-- START OF Data in this exercise --

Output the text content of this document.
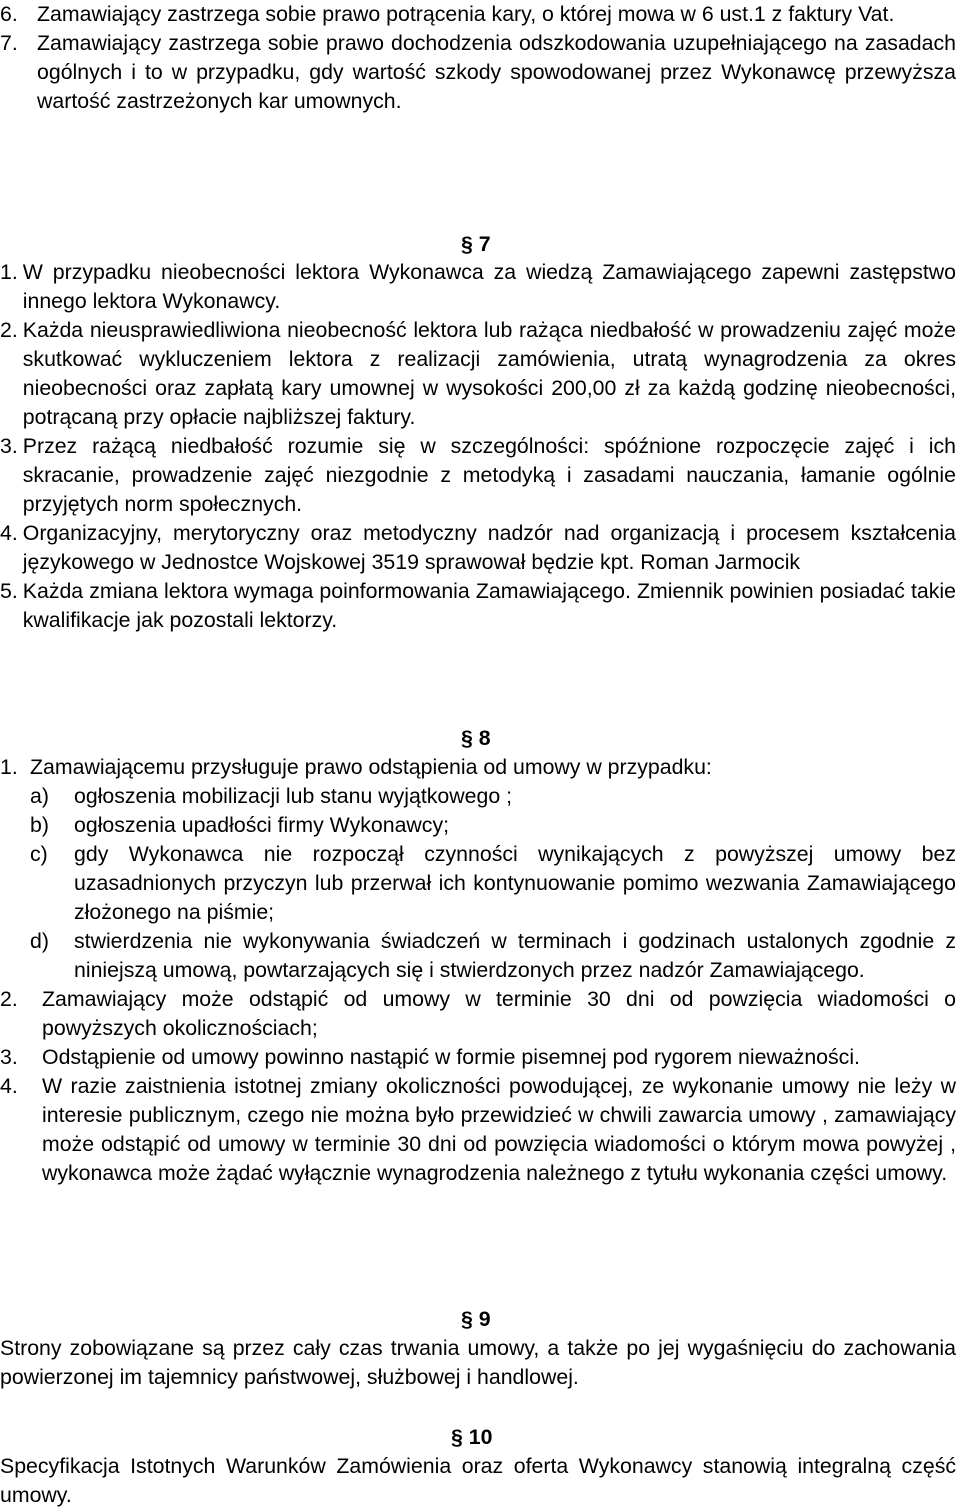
6. Zamawiający zastrzega sobie prawo potrącenia kary, o której mowa w 6 ust.1 z faktury Vat.
7. Zamawiający zastrzega sobie prawo dochodzenia odszkodowania uzupełniającego na zasadach ogólnych i to w przypadku, gdy wartość szkody spowodowanej przez Wykonawcę przewyższa wartość zastrzeżonych kar umownych.
§ 7
1. W przypadku nieobecności lektora Wykonawca za wiedzą Zamawiającego zapewni zastępstwo innego lektora Wykonawcy.
2. Każda nieusprawiedliwiona nieobecność lektora lub rażąca niedbałość w prowadzeniu zajęć może skutkować wykluczeniem lektora z realizacji zamówienia, utratą wynagrodzenia za okres nieobecności oraz zapłatą kary umownej w wysokości 200,00 zł za każdą godzinę nieobecności, potrącaną przy opłacie najbliższej faktury.
3. Przez rażącą niedbałość rozumie się w szczególności: spóźnione rozpoczęcie zajęć i ich skracanie, prowadzenie zajęć niezgodnie z metodyką i zasadami nauczania, łamanie ogólnie przyjętych norm społecznych.
4. Organizacyjny, merytoryczny oraz metodyczny nadzór nad organizacją i procesem kształcenia językowego w Jednostce Wojskowej 3519 sprawował będzie kpt. Roman Jarmocik
5. Każda zmiana lektora wymaga poinformowania Zamawiającego. Zmiennik powinien posiadać takie kwalifikacje jak pozostali lektorzy.
§ 8
1. Zamawiającemu przysługuje prawo odstąpienia od umowy w przypadku:
a)	ogłoszenia mobilizacji lub stanu wyjątkowego ;
b)	ogłoszenia upadłości firmy Wykonawcy;
c)	gdy Wykonawca nie rozpoczął czynności wynikających z powyższej umowy bez uzasadnionych przyczyn lub przerwał ich kontynuowanie pomimo wezwania Zamawiającego złożonego na piśmie;
d)	stwierdzenia nie wykonywania świadczeń w terminach i godzinach ustalonych zgodnie z niniejszą umową, powtarzających się i stwierdzonych przez nadzór Zamawiającego.
2.	Zamawiający może odstąpić od umowy w terminie 30 dni od powzięcia wiadomości o powyższych okolicznościach;
3.	Odstąpienie od umowy powinno nastąpić w formie pisemnej pod rygorem nieważności.
4.	W razie zaistnienia istotnej zmiany okoliczności powodującej, ze wykonanie umowy nie leży w interesie publicznym, czego nie można było przewidzieć w chwili zawarcia umowy , zamawiający może odstąpić od umowy w terminie 30 dni od powzięcia wiadomości o którym mowa powyżej , wykonawca może żądać wyłącznie wynagrodzenia należnego z tytułu wykonania części umowy.
§ 9
Strony zobowiązane są przez cały czas trwania umowy, a także po jej wygaśnięciu do zachowania powierzonej im tajemnicy państwowej, służbowej i handlowej.
§ 10
Specyfikacja Istotnych Warunków Zamówienia oraz oferta Wykonawcy stanowią integralną część umowy.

-- END OF Data in this exercise --

> **Task statement**
Write out every entry again word for word, without any of the pictures.

> **Exercise output**
Output the text content of this document.
6. Zamawiający zastrzega sobie prawo potrącenia kary, o której mowa w 6 ust.1 z faktury Vat.
7. Zamawiający zastrzega sobie prawo dochodzenia odszkodowania uzupełniającego na zasadach ogólnych i to w przypadku, gdy wartość szkody spowodowanej przez Wykonawcę przewyższa wartość zastrzeżonych kar umownych.
§ 7
1. W przypadku nieobecności lektora Wykonawca za wiedzą Zamawiającego zapewni zastępstwo innego lektora Wykonawcy.
2. Każda nieusprawiedliwiona nieobecność lektora lub rażąca niedbałość w prowadzeniu zajęć może skutkować wykluczeniem lektora z realizacji zamówienia, utratą wynagrodzenia za okres nieobecności oraz zapłatą kary umownej w wysokości 200,00 zł za każdą godzinę nieobecności, potrącaną przy opłacie najbliższej faktury.
3. Przez rażącą niedbałość rozumie się w szczególności: spóźnione rozpoczęcie zajęć i ich skracanie, prowadzenie zajęć niezgodnie z metodyką i zasadami nauczania, łamanie ogólnie przyjętych norm społecznych.
4. Organizacyjny, merytoryczny oraz metodyczny nadzór nad organizacją i procesem kształcenia językowego w Jednostce Wojskowej 3519 sprawował będzie kpt. Roman Jarmocik
5. Każda zmiana lektora wymaga poinformowania Zamawiającego. Zmiennik powinien posiadać takie kwalifikacje jak pozostali lektorzy.
§ 8
1. Zamawiającemu przysługuje prawo odstąpienia od umowy w przypadku:
a)	ogłoszenia mobilizacji lub stanu wyjątkowego ;
b)	ogłoszenia upadłości firmy Wykonawcy;
c)	gdy Wykonawca nie rozpoczął czynności wynikających z powyższej umowy bez uzasadnionych przyczyn lub przerwał ich kontynuowanie pomimo wezwania Zamawiającego złożonego na piśmie;
d)	stwierdzenia nie wykonywania świadczeń w terminach i godzinach ustalonych zgodnie z niniejszą umową, powtarzających się i stwierdzonych przez nadzór Zamawiającego.
2.	Zamawiający może odstąpić od umowy w terminie 30 dni od powzięcia wiadomości o powyższych okolicznościach;
3.	Odstąpienie od umowy powinno nastąpić w formie pisemnej pod rygorem nieważności.
4.	W razie zaistnienia istotnej zmiany okoliczności powodującej, ze wykonanie umowy nie leży w interesie publicznym, czego nie można było przewidzieć w chwili zawarcia umowy , zamawiający może odstąpić od umowy w terminie 30 dni od powzięcia wiadomości o którym mowa powyżej , wykonawca może żądać wyłącznie wynagrodzenia należnego z tytułu wykonania części umowy.
§ 9
Strony zobowiązane są przez cały czas trwania umowy, a także po jej wygaśnięciu do zachowania powierzonej im tajemnicy państwowej, służbowej i handlowej.
§ 10
Specyfikacja Istotnych Warunków Zamówienia oraz oferta Wykonawcy stanowią integralną część umowy.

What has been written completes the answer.